> _Do this_: Convert the records from the line containing "Extract all elements" through the line containing "staticText: 1 [72, 430, 108, 505]", inclusive, into a Markdown table with the columns Row and Line, one numbered row per line, with blank lines omitted. Leave out the pictures.

> _Working data_:
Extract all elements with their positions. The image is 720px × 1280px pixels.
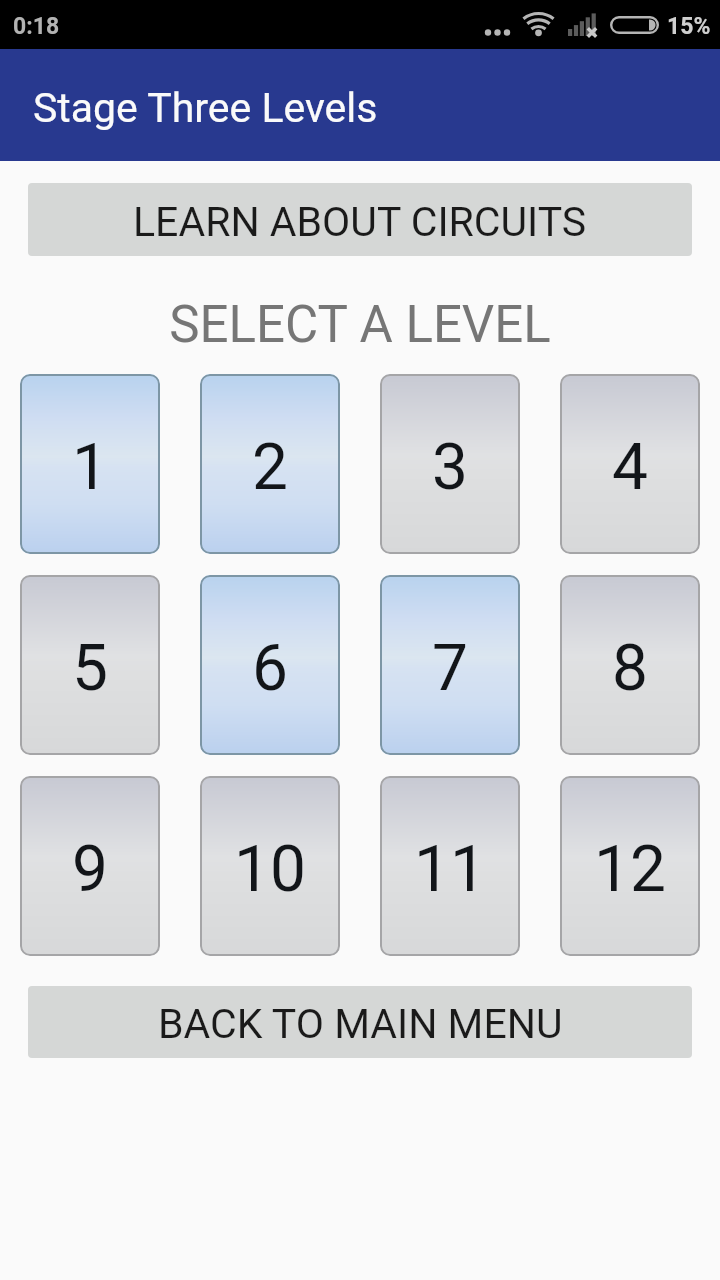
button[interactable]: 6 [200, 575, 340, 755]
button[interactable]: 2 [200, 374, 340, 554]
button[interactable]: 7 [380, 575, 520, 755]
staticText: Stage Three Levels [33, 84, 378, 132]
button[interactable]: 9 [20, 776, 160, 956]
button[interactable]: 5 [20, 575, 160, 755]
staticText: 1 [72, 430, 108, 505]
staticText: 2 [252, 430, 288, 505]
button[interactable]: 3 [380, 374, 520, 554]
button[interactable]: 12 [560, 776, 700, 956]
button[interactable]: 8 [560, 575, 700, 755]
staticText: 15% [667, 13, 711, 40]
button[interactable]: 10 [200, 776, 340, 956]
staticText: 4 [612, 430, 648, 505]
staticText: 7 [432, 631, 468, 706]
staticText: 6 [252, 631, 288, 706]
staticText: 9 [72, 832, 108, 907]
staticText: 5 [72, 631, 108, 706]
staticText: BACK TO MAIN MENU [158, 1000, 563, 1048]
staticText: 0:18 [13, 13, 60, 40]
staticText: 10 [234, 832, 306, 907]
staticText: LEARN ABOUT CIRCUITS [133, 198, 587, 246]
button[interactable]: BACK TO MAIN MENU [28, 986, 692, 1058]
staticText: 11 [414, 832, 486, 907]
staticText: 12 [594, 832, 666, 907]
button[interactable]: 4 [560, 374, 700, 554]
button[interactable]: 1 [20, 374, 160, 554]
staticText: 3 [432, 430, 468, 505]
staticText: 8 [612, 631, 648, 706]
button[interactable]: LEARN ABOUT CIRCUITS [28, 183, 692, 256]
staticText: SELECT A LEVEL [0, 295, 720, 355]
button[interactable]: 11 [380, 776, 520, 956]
--
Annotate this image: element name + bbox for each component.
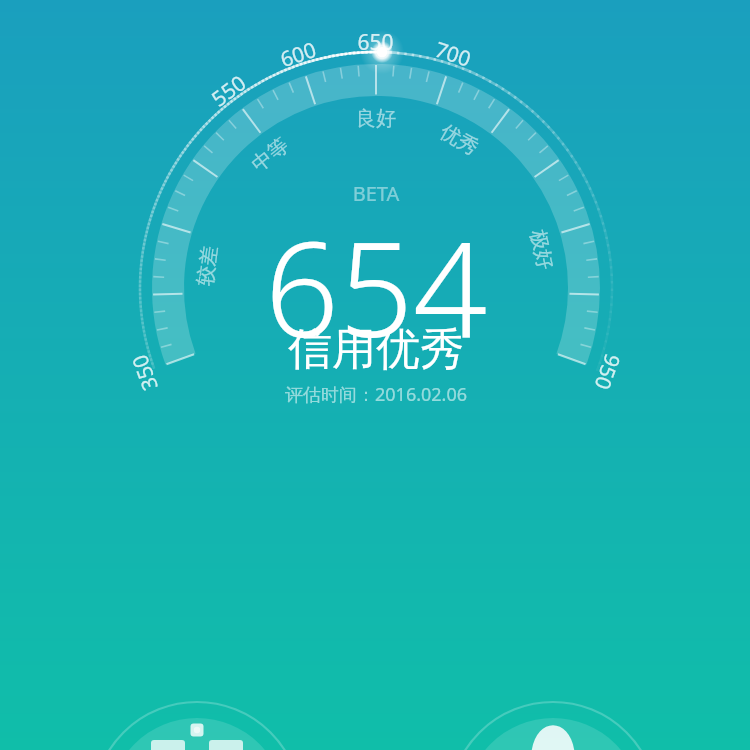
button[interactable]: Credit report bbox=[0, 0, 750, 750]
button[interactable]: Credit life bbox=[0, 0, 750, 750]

> _Final result_:
| Row | Line |
|---|---|
| 1 | Extract all elements with their positions. The image is 720px × 1280px pixels. |
| 2 | button[interactable]: 6 [200, 575, 340, 755] |
| 3 | button[interactable]: 2 [200, 374, 340, 554] |
| 4 | button[interactable]: 7 [380, 575, 520, 755] |
| 5 | staticText: Stage Three Levels [33, 84, 378, 132] |
| 6 | button[interactable]: 9 [20, 776, 160, 956] |
| 7 | button[interactable]: 5 [20, 575, 160, 755] |
| 8 | staticText: 1 [72, 430, 108, 505] |